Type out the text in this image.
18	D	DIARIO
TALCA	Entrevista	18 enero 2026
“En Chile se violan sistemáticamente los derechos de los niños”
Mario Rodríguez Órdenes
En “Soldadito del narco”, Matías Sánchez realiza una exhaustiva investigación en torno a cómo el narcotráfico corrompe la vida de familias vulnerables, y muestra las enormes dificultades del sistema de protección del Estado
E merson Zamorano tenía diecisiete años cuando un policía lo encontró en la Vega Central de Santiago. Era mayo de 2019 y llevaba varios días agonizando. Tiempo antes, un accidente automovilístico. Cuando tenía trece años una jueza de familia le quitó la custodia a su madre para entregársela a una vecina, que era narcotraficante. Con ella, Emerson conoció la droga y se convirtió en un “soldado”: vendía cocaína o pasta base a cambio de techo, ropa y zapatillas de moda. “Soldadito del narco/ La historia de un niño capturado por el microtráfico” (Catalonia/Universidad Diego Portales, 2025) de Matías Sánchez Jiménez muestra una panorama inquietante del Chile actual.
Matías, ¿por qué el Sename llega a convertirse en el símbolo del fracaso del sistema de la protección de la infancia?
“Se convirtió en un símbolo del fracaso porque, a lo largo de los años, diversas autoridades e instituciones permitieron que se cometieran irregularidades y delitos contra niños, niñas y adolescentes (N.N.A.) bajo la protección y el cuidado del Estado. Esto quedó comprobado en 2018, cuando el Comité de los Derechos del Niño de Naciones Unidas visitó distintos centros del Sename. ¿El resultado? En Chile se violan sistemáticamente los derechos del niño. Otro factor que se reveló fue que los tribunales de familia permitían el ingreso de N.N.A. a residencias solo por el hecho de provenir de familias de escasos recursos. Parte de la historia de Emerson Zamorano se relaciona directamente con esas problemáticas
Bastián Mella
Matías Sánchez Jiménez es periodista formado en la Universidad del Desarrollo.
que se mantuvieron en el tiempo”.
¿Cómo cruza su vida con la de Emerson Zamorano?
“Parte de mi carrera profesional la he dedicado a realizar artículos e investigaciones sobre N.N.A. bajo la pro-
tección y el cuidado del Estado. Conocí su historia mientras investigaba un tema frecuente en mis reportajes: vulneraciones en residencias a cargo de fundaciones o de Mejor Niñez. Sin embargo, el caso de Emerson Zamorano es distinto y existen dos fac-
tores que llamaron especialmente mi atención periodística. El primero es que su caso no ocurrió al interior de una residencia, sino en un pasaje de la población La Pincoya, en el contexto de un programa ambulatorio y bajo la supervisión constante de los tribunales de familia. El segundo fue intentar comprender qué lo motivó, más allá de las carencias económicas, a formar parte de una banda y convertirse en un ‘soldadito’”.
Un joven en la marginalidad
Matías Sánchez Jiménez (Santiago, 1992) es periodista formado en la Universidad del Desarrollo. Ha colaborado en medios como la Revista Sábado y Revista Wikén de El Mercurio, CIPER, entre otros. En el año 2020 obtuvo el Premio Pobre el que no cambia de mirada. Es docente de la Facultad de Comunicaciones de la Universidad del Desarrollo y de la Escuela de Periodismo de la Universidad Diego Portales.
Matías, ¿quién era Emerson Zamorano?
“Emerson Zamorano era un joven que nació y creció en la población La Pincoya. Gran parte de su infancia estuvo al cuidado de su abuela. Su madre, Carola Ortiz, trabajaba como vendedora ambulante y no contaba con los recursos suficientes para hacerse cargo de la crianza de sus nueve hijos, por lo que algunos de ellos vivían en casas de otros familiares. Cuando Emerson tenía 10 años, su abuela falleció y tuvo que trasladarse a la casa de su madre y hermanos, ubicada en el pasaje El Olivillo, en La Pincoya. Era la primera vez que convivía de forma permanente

********

__Task objective__
Each record above must be given again exactly.

__Response to the task__
Type out the text in this image.
18	D	DIARIO
TALCA	Entrevista	18 enero 2026
“En Chile se violan sistemáticamente los derechos de los niños”
Mario Rodríguez Órdenes
En “Soldadito del narco”, Matías Sánchez realiza una exhaustiva investigación en torno a cómo el narcotráfico corrompe la vida de familias vulnerables, y muestra las enormes dificultades del sistema de protección del Estado
E merson Zamorano tenía diecisiete años cuando un policía lo encontró en la Vega Central de Santiago. Era mayo de 2019 y llevaba varios días agonizando. Tiempo antes, un accidente automovilístico. Cuando tenía trece años una jueza de familia le quitó la custodia a su madre para entregársela a una vecina, que era narcotraficante. Con ella, Emerson conoció la droga y se convirtió en un “soldado”: vendía cocaína o pasta base a cambio de techo, ropa y zapatillas de moda. “Soldadito del narco/ La historia de un niño capturado por el microtráfico” (Catalonia/Universidad Diego Portales, 2025) de Matías Sánchez Jiménez muestra una panorama inquietante del Chile actual.
Matías, ¿por qué el Sename llega a convertirse en el símbolo del fracaso del sistema de la protección de la infancia?
“Se convirtió en un símbolo del fracaso porque, a lo largo de los años, diversas autoridades e instituciones permitieron que se cometieran irregularidades y delitos contra niños, niñas y adolescentes (N.N.A.) bajo la protección y el cuidado del Estado. Esto quedó comprobado en 2018, cuando el Comité de los Derechos del Niño de Naciones Unidas visitó distintos centros del Sename. ¿El resultado? En Chile se violan sistemáticamente los derechos del niño. Otro factor que se reveló fue que los tribunales de familia permitían el ingreso de N.N.A. a residencias solo por el hecho de provenir de familias de escasos recursos. Parte de la historia de Emerson Zamorano se relaciona directamente con esas problemáticas
Bastián Mella
Matías Sánchez Jiménez es periodista formado en la Universidad del Desarrollo.
que se mantuvieron en el tiempo”.
¿Cómo cruza su vida con la de Emerson Zamorano?
“Parte de mi carrera profesional la he dedicado a realizar artículos e investigaciones sobre N.N.A. bajo la pro-
tección y el cuidado del Estado. Conocí su historia mientras investigaba un tema frecuente en mis reportajes: vulneraciones en residencias a cargo de fundaciones o de Mejor Niñez. Sin embargo, el caso de Emerson Zamorano es distinto y existen dos fac-
tores que llamaron especialmente mi atención periodística. El primero es que su caso no ocurrió al interior de una residencia, sino en un pasaje de la población La Pincoya, en el contexto de un programa ambulatorio y bajo la supervisión constante de los tribunales de familia. El segundo fue intentar comprender qué lo motivó, más allá de las carencias económicas, a formar parte de una banda y convertirse en un ‘soldadito’”.
Un joven en la marginalidad
Matías Sánchez Jiménez (Santiago, 1992) es periodista formado en la Universidad del Desarrollo. Ha colaborado en medios como la Revista Sábado y Revista Wikén de El Mercurio, CIPER, entre otros. En el año 2020 obtuvo el Premio Pobre el que no cambia de mirada. Es docente de la Facultad de Comunicaciones de la Universidad del Desarrollo y de la Escuela de Periodismo de la Universidad Diego Portales.
Matías, ¿quién era Emerson Zamorano?
“Emerson Zamorano era un joven que nació y creció en la población La Pincoya. Gran parte de su infancia estuvo al cuidado de su abuela. Su madre, Carola Ortiz, trabajaba como vendedora ambulante y no contaba con los recursos suficientes para hacerse cargo de la crianza de sus nueve hijos, por lo que algunos de ellos vivían en casas de otros familiares. Cuando Emerson tenía 10 años, su abuela falleció y tuvo que trasladarse a la casa de su madre y hermanos, ubicada en el pasaje El Olivillo, en La Pincoya. Era la primera vez que convivía de forma permanente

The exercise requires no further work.